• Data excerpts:
+++

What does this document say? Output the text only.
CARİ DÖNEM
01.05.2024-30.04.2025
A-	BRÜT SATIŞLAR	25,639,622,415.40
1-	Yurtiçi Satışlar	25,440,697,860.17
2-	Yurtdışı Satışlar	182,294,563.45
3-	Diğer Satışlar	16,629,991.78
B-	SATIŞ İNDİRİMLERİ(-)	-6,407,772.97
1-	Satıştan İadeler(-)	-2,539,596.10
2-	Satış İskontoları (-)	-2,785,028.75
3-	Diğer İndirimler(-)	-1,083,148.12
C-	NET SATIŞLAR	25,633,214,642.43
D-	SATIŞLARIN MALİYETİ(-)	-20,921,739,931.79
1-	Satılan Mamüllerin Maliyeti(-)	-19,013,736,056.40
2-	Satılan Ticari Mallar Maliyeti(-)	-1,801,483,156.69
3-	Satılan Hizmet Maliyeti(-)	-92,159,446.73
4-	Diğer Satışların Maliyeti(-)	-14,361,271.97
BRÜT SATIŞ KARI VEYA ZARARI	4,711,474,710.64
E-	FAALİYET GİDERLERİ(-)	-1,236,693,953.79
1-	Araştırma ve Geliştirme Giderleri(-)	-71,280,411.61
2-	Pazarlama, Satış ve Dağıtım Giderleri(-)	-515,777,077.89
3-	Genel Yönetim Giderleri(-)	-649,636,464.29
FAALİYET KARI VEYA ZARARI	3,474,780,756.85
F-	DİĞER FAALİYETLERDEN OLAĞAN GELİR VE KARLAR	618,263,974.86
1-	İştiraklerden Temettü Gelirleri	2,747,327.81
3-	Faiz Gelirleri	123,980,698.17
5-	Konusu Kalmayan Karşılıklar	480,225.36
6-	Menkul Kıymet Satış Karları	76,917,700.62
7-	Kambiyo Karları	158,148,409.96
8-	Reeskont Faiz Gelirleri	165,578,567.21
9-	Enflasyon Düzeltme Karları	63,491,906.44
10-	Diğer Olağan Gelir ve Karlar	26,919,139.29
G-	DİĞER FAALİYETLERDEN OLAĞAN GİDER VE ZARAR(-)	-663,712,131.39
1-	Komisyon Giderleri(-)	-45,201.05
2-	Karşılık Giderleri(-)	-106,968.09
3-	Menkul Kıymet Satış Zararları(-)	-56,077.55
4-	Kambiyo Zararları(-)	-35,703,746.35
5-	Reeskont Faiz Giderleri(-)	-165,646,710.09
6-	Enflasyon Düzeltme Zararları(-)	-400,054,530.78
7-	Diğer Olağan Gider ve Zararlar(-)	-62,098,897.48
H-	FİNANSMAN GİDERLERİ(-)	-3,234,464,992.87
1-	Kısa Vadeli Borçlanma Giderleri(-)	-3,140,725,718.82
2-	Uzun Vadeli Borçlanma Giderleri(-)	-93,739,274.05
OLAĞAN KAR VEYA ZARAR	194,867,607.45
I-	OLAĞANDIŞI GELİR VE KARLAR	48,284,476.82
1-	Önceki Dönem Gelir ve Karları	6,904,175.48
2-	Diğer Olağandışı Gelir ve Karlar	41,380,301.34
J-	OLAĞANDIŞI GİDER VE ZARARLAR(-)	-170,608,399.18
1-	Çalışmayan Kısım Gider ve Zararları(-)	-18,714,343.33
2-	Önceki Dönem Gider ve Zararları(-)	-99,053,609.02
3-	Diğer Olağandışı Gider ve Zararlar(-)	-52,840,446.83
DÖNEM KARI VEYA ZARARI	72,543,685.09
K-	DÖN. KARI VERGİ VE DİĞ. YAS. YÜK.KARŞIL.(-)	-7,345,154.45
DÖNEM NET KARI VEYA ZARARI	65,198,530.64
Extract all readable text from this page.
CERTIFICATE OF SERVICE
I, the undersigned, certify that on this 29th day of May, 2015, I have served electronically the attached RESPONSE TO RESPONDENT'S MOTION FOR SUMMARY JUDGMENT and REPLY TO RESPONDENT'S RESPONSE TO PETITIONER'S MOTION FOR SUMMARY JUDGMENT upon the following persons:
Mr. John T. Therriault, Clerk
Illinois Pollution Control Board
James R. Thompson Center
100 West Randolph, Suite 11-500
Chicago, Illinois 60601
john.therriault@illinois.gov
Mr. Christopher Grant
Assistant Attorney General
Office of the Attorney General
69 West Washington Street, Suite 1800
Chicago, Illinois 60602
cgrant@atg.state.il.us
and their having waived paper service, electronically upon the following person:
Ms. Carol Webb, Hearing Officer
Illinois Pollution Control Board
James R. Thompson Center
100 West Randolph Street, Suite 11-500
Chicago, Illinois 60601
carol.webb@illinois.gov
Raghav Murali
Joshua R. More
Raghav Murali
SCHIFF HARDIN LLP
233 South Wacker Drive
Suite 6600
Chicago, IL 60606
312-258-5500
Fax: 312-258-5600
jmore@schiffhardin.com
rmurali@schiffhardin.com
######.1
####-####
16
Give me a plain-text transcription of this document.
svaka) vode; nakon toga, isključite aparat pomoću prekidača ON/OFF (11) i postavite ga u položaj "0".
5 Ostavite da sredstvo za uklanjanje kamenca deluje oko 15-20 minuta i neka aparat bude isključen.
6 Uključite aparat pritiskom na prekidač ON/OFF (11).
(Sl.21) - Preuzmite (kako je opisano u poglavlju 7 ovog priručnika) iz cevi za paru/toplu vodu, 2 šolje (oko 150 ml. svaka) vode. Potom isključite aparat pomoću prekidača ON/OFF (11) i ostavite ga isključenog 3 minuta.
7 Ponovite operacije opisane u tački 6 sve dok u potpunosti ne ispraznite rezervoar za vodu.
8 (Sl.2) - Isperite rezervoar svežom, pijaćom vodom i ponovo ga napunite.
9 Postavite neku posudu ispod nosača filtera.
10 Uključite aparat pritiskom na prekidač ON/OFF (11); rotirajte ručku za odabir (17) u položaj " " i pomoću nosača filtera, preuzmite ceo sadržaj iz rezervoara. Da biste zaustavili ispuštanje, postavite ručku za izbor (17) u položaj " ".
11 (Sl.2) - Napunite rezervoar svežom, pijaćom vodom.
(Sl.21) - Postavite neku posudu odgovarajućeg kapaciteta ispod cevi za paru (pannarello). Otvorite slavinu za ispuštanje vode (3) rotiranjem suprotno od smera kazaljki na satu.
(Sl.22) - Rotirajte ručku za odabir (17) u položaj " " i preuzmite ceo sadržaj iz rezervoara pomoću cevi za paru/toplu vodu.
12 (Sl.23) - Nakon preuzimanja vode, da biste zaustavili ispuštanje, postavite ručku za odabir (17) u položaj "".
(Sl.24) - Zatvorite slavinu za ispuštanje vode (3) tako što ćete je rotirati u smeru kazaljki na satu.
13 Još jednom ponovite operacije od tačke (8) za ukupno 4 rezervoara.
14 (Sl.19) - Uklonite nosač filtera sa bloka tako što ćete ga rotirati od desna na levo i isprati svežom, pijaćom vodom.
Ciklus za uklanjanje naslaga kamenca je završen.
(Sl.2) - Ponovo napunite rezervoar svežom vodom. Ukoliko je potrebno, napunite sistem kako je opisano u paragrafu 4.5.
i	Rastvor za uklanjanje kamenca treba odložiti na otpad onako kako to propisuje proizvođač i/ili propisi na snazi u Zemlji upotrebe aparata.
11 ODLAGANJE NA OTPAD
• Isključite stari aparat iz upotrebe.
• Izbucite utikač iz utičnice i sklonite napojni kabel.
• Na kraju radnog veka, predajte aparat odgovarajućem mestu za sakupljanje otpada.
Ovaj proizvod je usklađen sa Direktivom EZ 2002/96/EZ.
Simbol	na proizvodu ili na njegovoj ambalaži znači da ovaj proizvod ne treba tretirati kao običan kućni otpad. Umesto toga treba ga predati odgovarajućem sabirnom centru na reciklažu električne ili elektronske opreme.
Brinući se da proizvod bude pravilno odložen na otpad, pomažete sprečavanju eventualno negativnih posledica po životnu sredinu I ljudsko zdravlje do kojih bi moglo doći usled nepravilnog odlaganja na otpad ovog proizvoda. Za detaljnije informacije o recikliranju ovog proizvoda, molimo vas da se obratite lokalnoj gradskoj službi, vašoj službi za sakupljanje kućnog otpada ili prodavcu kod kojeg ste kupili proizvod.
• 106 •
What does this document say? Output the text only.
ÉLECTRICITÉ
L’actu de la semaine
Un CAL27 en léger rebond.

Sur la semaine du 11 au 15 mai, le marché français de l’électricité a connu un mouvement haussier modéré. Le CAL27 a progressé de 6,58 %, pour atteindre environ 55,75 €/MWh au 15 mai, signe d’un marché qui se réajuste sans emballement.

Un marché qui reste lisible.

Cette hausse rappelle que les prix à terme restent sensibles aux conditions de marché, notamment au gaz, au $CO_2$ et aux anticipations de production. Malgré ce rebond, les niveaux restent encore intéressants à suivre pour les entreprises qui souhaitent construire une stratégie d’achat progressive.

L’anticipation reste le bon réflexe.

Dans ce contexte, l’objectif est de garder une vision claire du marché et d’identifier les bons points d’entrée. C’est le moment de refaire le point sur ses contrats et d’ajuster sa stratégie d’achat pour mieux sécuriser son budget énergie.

+++

• Request:
Which lines contain "Diğer"? Copy each of them.

• Correct result:
3-	Diğer Satışlar	16,629,991.78
3-	Diğer İndirimler(-)	-1,083,148.12
4-	Diğer Satışların Maliyeti(-)	-14,361,271.97
10-	Diğer Olağan Gelir ve Karlar	26,919,139.29
7-	Diğer Olağan Gider ve Zararlar(-)	-62,098,897.48
2-	Diğer Olağandışı Gelir ve Karlar	41,380,301.34
3-	Diğer Olağandışı Gider ve Zararlar(-)	-52,840,446.83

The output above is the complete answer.